● STATED PROBLEM: Update the stretch of the listing from its start through the line containing "17, 1167, 314]" by changing "difference-box" to "delta-box", and leave everything else unchanged.

(Element location listings)

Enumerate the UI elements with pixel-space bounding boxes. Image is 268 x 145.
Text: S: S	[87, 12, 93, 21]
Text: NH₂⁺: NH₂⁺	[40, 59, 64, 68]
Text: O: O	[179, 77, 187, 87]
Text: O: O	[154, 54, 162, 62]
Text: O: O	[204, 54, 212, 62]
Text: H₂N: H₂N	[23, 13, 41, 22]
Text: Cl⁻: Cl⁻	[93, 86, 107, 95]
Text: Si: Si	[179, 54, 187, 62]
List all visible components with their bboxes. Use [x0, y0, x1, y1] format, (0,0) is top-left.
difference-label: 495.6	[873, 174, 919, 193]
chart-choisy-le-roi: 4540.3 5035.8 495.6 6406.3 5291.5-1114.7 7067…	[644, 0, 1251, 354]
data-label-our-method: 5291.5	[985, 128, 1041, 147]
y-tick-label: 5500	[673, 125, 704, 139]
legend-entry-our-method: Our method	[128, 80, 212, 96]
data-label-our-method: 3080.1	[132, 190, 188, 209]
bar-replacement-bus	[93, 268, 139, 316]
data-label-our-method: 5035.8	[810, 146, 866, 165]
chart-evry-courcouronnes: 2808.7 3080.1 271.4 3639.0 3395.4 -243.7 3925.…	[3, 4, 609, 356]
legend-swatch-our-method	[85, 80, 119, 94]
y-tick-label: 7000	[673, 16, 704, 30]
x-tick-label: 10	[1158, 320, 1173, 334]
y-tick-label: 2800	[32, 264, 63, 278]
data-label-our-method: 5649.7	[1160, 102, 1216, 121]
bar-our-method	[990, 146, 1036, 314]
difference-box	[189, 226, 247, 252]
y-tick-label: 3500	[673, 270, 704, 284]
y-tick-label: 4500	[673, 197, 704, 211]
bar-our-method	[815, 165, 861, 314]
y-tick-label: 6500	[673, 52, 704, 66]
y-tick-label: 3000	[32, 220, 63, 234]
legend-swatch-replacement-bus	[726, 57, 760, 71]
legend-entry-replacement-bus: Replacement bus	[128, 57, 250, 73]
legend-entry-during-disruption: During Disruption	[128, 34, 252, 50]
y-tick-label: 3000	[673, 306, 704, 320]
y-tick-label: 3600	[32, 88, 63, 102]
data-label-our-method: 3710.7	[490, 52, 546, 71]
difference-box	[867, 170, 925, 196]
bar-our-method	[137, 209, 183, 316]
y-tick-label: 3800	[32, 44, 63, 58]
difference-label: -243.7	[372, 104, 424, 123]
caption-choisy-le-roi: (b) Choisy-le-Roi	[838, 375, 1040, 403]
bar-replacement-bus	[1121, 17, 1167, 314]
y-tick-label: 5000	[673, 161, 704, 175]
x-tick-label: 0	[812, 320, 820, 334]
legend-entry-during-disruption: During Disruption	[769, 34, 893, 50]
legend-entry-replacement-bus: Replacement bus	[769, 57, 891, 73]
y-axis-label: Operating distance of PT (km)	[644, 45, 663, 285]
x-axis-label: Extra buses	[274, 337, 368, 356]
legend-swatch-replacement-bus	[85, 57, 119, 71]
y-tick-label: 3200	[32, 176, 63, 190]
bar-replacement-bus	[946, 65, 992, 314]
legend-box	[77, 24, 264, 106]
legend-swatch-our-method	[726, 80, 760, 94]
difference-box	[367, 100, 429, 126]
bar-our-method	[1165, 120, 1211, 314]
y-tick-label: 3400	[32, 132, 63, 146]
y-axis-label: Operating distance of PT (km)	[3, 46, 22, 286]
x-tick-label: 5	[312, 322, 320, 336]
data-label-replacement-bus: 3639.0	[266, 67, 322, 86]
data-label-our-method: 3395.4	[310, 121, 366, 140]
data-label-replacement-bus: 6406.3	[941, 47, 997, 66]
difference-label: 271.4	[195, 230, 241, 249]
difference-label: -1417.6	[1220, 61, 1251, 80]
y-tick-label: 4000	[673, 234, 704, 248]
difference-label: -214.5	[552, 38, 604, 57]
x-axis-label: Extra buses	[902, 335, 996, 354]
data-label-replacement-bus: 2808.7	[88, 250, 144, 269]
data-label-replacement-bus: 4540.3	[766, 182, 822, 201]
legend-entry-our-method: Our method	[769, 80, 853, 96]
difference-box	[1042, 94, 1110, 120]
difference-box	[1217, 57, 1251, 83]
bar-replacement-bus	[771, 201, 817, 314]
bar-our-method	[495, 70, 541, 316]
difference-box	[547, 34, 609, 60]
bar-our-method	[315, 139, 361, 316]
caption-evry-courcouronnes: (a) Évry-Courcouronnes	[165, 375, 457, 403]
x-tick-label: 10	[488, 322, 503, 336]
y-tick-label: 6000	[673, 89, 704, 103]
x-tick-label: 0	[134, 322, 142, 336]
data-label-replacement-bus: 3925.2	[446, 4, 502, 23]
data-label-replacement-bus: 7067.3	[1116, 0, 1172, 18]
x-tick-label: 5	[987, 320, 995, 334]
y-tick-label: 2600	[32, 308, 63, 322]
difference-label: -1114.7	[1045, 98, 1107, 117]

● EXPECTED OUTPUT:
Enumerate the UI elements with pixel-space bounding boxes. Image is 268 x 145.
Text: S: S	[87, 12, 93, 21]
Text: NH₂⁺: NH₂⁺	[40, 59, 64, 68]
Text: O: O	[179, 77, 187, 87]
Text: O: O	[154, 54, 162, 62]
Text: O: O	[204, 54, 212, 62]
Text: H₂N: H₂N	[23, 13, 41, 22]
Text: Cl⁻: Cl⁻	[93, 86, 107, 95]
Text: Si: Si	[179, 54, 187, 62]
List all visible components with their bboxes. Use [x0, y0, x1, y1] format, (0,0) is top-left.
difference-label: 495.6	[873, 174, 919, 193]
chart-choisy-le-roi: 4540.3 5035.8 495.6 6406.3 5291.5-1114.7 7067…	[644, 0, 1251, 354]
data-label-our-method: 5291.5	[985, 128, 1041, 147]
y-tick-label: 5500	[673, 125, 704, 139]
legend-entry-our-method: Our method	[128, 80, 212, 96]
data-label-our-method: 3080.1	[132, 190, 188, 209]
bar-replacement-bus	[93, 268, 139, 316]
data-label-our-method: 5035.8	[810, 146, 866, 165]
chart-evry-courcouronnes: 2808.7 3080.1 271.4 3639.0 3395.4 -243.7 3925.…	[3, 4, 609, 356]
legend-swatch-our-method	[85, 80, 119, 94]
y-tick-label: 7000	[673, 16, 704, 30]
x-tick-label: 10	[1158, 320, 1173, 334]
y-tick-label: 2800	[32, 264, 63, 278]
data-label-our-method: 5649.7	[1160, 102, 1216, 121]
bar-our-method	[990, 146, 1036, 314]
delta-box	[189, 226, 247, 252]
y-tick-label: 3500	[673, 270, 704, 284]
y-tick-label: 4500	[673, 197, 704, 211]
bar-our-method	[815, 165, 861, 314]
y-tick-label: 6500	[673, 52, 704, 66]
y-tick-label: 3000	[32, 220, 63, 234]
legend-swatch-replacement-bus	[726, 57, 760, 71]
legend-entry-replacement-bus: Replacement bus	[128, 57, 250, 73]
legend-entry-during-disruption: During Disruption	[128, 34, 252, 50]
y-tick-label: 3000	[673, 306, 704, 320]
y-tick-label: 3600	[32, 88, 63, 102]
data-label-our-method: 3710.7	[490, 52, 546, 71]
delta-box	[867, 170, 925, 196]
bar-our-method	[137, 209, 183, 316]
y-tick-label: 3800	[32, 44, 63, 58]
difference-label: -243.7	[372, 104, 424, 123]
caption-choisy-le-roi: (b) Choisy-le-Roi	[838, 375, 1040, 403]
bar-replacement-bus	[1121, 17, 1167, 314]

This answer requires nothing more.